» What is asked: Give all of the lines again exactly as they read.

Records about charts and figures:
----------------

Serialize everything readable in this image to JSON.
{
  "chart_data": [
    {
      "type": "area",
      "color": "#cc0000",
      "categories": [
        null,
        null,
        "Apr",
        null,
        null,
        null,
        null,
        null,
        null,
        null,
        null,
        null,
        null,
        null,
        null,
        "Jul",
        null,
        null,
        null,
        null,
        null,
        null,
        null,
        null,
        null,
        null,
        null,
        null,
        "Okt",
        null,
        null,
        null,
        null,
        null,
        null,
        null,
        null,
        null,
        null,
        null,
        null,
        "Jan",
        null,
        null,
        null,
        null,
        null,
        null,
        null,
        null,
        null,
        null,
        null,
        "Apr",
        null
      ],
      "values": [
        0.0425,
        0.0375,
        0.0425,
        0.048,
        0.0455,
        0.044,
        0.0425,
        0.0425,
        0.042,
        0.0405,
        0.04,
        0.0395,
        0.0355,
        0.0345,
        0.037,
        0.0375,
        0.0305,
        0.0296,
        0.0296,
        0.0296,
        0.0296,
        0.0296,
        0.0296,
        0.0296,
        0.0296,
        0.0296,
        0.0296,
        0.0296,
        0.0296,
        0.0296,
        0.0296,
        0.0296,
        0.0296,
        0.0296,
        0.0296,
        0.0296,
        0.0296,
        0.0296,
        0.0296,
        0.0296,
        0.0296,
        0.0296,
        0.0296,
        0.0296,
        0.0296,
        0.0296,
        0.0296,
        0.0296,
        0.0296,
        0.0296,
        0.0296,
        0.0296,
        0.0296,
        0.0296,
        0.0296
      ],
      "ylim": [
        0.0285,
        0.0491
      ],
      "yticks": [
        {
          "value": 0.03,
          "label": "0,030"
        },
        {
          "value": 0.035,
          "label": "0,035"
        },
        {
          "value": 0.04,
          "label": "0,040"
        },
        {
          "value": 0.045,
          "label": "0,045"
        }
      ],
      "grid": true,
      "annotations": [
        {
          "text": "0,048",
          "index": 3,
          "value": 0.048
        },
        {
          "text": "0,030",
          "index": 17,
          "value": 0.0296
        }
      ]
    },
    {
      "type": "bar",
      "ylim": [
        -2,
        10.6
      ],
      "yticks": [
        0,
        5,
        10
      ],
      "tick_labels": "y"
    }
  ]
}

----------------

» Final result:
Serialize everything readable in this image to JSON.
{
  "chart_data": [
    {
      "type": "area",
      "color": "#cc0000",
      "categories": [
        null,
        null,
        "Apr",
        null,
        null,
        null,
        null,
        null,
        null,
        null,
        null,
        null,
        null,
        null,
        null,
        "Jul",
        null,
        null,
        null,
        null,
        null,
        null,
        null,
        null,
        null,
        null,
        null,
        null,
        "Okt",
        null,
        null,
        null,
        null,
        null,
        null,
        null,
        null,
        null,
        null,
        null,
        null,
        "Jan",
        null,
        null,
        null,
        null,
        null,
        null,
        null,
        null,
        null,
        null,
        null,
        "Apr",
        null
      ],
      "values": [
        0.0425,
        0.0375,
        0.0425,
        0.048,
        0.0455,
        0.044,
        0.0425,
        0.0425,
        0.042,
        0.0405,
        0.04,
        0.0395,
        0.0355,
        0.0345,
        0.037,
        0.0375,
        0.0305,
        0.0296,
        0.0296,
        0.0296,
        0.0296,
        0.0296,
        0.0296,
        0.0296,
        0.0296,
        0.0296,
        0.0296,
        0.0296,
        0.0296,
        0.0296,
        0.0296,
        0.0296,
        0.0296,
        0.0296,
        0.0296,
        0.0296,
        0.0296,
        0.0296,
        0.0296,
        0.0296,
        0.0296,
        0.0296,
        0.0296,
        0.0296,
        0.0296,
        0.0296,
        0.0296,
        0.0296,
        0.0296,
        0.0296,
        0.0296,
        0.0296,
        0.0296,
        0.0296,
        0.0296
      ],
      "ylim": [
        0.0285,
        0.0491
      ],
      "yticks": [
        {
          "value": 0.03,
          "label": "0,030"
        },
        {
          "value": 0.035,
          "label": "0,035"
        },
        {
          "value": 0.04,
          "label": "0,040"
        },
        {
          "value": 0.045,
          "label": "0,045"
        }
      ],
      "grid": true,
      "annotations": [
        {
          "text": "0,048",
          "index": 3,
          "value": 0.048
        },
        {
          "text": "0,030",
          "index": 17,
          "value": 0.0296
        }
      ]
    },
    {
      "type": "bar",
      "ylim": [
        -2,
        10.6
      ],
      "yticks": [
        0,
        5,
        10
      ],
      "tick_labels": "y"
    }
  ]
}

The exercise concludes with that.